▶ Material provided:
════════
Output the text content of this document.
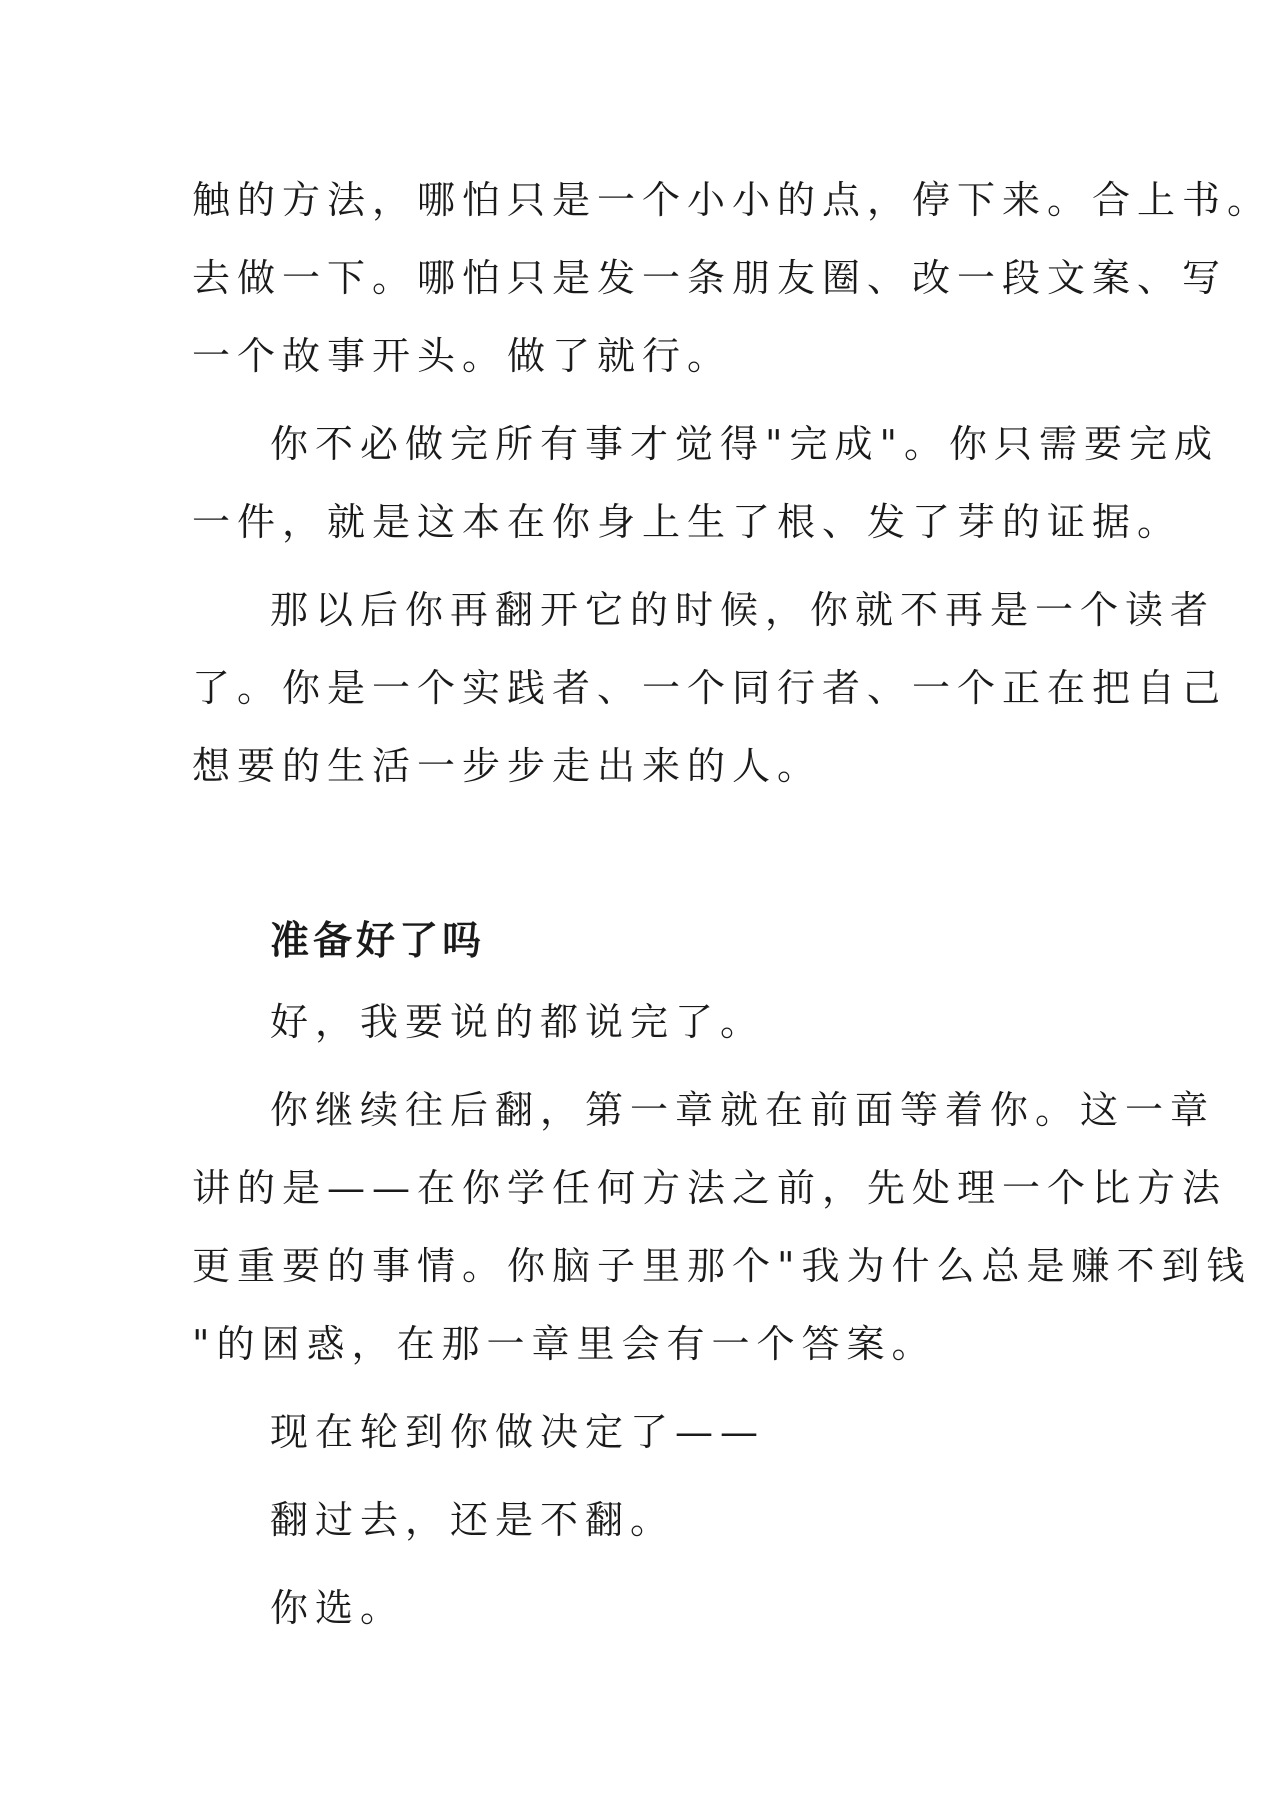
触的方法，哪怕只是一个小小的点，停下来。合上书。
去做一下。哪怕只是发一条朋友圈、改一段文案、写
一个故事开头。做了就行。
你不必做完所有事才觉得"完成"。你只需要完成
一件，就是这本在你身上生了根、发了芽的证据。
那以后你再翻开它的时候，你就不再是一个读者
了。你是一个实践者、一个同行者、一个正在把自己
想要的生活一步步走出来的人。
准备好了吗
好，我要说的都说完了。
你继续往后翻，第一章就在前面等着你。这一章
讲的是——在你学任何方法之前，先处理一个比方法
更重要的事情。你脑子里那个"我为什么总是赚不到钱
"的困惑，在那一章里会有一个答案。
现在轮到你做决定了——
翻过去，还是不翻。
你选。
════════
▶ Exercise: Retype every record above exactly as written, but leave out the pictures.

▶ Task solution:
Output the text content of this document.
触的方法，哪怕只是一个小小的点，停下来。合上书。
去做一下。哪怕只是发一条朋友圈、改一段文案、写
一个故事开头。做了就行。
你不必做完所有事才觉得"完成"。你只需要完成
一件，就是这本在你身上生了根、发了芽的证据。
那以后你再翻开它的时候，你就不再是一个读者
了。你是一个实践者、一个同行者、一个正在把自己
想要的生活一步步走出来的人。
准备好了吗
好，我要说的都说完了。
你继续往后翻，第一章就在前面等着你。这一章
讲的是——在你学任何方法之前，先处理一个比方法
更重要的事情。你脑子里那个"我为什么总是赚不到钱
"的困惑，在那一章里会有一个答案。
现在轮到你做决定了——
翻过去，还是不翻。
你选。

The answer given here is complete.